▶ [TASK DETAILS]: Give every line of the data again, unchanged, but with no pictures.

▶ [EXTRACTED ENTRIES]:
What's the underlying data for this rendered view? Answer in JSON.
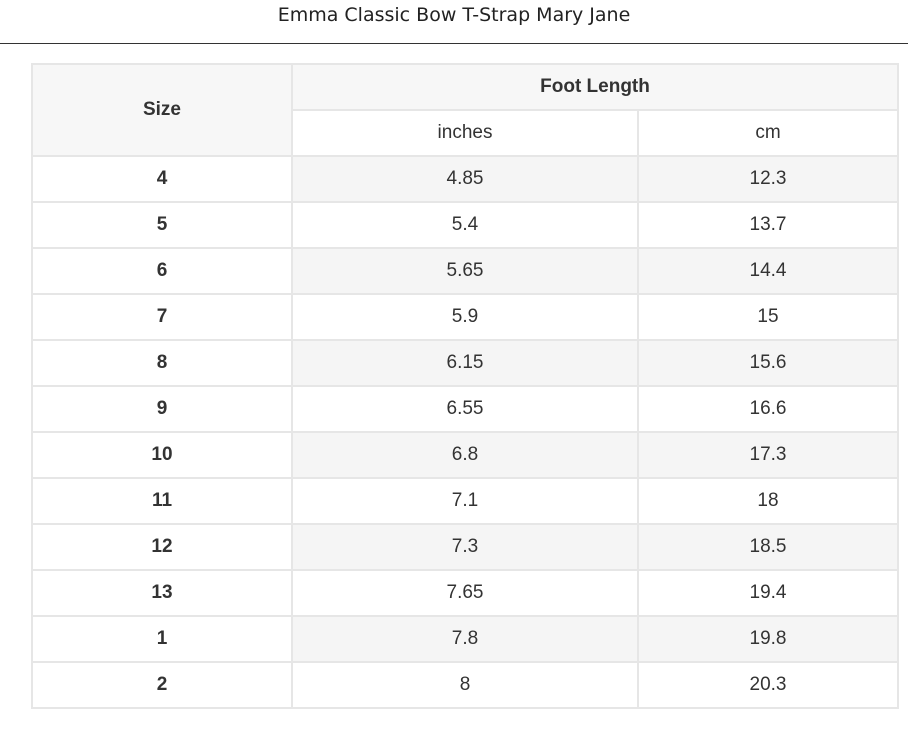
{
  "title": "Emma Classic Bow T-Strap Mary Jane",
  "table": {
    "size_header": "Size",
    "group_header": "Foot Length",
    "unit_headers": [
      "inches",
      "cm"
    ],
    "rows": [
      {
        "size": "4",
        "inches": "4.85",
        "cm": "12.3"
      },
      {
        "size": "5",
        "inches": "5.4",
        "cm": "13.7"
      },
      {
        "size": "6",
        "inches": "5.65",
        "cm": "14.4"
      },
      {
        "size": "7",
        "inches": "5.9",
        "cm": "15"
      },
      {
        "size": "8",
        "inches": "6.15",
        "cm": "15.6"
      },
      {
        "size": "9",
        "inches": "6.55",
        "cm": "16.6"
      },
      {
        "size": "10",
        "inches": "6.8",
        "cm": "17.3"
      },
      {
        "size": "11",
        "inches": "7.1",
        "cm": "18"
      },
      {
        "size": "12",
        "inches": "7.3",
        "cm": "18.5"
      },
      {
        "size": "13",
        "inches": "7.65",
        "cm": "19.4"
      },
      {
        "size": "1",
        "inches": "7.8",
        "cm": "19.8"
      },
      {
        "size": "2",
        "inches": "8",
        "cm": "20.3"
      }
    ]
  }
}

▶ [RESPONSE TO THE EXERCISE]:
What's the underlying data for this rendered view? Answer in JSON.
{
  "title": "Emma Classic Bow T-Strap Mary Jane",
  "table": {
    "size_header": "Size",
    "group_header": "Foot Length",
    "unit_headers": [
      "inches",
      "cm"
    ],
    "rows": [
      {
        "size": "4",
        "inches": "4.85",
        "cm": "12.3"
      },
      {
        "size": "5",
        "inches": "5.4",
        "cm": "13.7"
      },
      {
        "size": "6",
        "inches": "5.65",
        "cm": "14.4"
      },
      {
        "size": "7",
        "inches": "5.9",
        "cm": "15"
      },
      {
        "size": "8",
        "inches": "6.15",
        "cm": "15.6"
      },
      {
        "size": "9",
        "inches": "6.55",
        "cm": "16.6"
      },
      {
        "size": "10",
        "inches": "6.8",
        "cm": "17.3"
      },
      {
        "size": "11",
        "inches": "7.1",
        "cm": "18"
      },
      {
        "size": "12",
        "inches": "7.3",
        "cm": "18.5"
      },
      {
        "size": "13",
        "inches": "7.65",
        "cm": "19.4"
      },
      {
        "size": "1",
        "inches": "7.8",
        "cm": "19.8"
      },
      {
        "size": "2",
        "inches": "8",
        "cm": "20.3"
      }
    ]
  }
}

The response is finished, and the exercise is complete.